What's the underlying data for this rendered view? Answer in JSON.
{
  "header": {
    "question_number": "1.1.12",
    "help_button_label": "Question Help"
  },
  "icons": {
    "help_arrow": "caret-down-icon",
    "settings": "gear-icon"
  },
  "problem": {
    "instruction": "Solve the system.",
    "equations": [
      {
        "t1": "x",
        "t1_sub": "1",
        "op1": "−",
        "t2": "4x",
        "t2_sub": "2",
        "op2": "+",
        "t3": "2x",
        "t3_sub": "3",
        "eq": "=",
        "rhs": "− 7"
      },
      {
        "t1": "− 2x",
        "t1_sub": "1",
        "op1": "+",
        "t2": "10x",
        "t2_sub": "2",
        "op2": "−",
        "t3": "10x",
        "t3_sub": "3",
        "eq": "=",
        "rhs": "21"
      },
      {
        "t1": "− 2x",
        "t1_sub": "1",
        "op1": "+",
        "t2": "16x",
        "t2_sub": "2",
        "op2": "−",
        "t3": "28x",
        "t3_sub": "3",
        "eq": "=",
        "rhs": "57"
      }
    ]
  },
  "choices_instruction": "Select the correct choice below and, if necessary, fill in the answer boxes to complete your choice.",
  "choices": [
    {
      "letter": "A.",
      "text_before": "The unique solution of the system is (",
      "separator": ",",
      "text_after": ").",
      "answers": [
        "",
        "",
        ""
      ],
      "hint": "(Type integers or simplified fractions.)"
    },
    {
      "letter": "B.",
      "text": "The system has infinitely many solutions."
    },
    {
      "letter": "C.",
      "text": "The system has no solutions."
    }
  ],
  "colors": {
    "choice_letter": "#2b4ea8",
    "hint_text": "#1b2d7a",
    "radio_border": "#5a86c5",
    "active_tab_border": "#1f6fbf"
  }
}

•••••

Problem: Every line above should be written out again exactly as it stands.

Answer to this exercise:
What's the underlying data for this rendered view? Answer in JSON.
{
  "header": {
    "question_number": "1.1.12",
    "help_button_label": "Question Help"
  },
  "icons": {
    "help_arrow": "caret-down-icon",
    "settings": "gear-icon"
  },
  "problem": {
    "instruction": "Solve the system.",
    "equations": [
      {
        "t1": "x",
        "t1_sub": "1",
        "op1": "−",
        "t2": "4x",
        "t2_sub": "2",
        "op2": "+",
        "t3": "2x",
        "t3_sub": "3",
        "eq": "=",
        "rhs": "− 7"
      },
      {
        "t1": "− 2x",
        "t1_sub": "1",
        "op1": "+",
        "t2": "10x",
        "t2_sub": "2",
        "op2": "−",
        "t3": "10x",
        "t3_sub": "3",
        "eq": "=",
        "rhs": "21"
      },
      {
        "t1": "− 2x",
        "t1_sub": "1",
        "op1": "+",
        "t2": "16x",
        "t2_sub": "2",
        "op2": "−",
        "t3": "28x",
        "t3_sub": "3",
        "eq": "=",
        "rhs": "57"
      }
    ]
  },
  "choices_instruction": "Select the correct choice below and, if necessary, fill in the answer boxes to complete your choice.",
  "choices": [
    {
      "letter": "A.",
      "text_before": "The unique solution of the system is (",
      "separator": ",",
      "text_after": ").",
      "answers": [
        "",
        "",
        ""
      ],
      "hint": "(Type integers or simplified fractions.)"
    },
    {
      "letter": "B.",
      "text": "The system has infinitely many solutions."
    },
    {
      "letter": "C.",
      "text": "The system has no solutions."
    }
  ],
  "colors": {
    "choice_letter": "#2b4ea8",
    "hint_text": "#1b2d7a",
    "radio_border": "#5a86c5",
    "active_tab_border": "#1f6fbf"
  }
}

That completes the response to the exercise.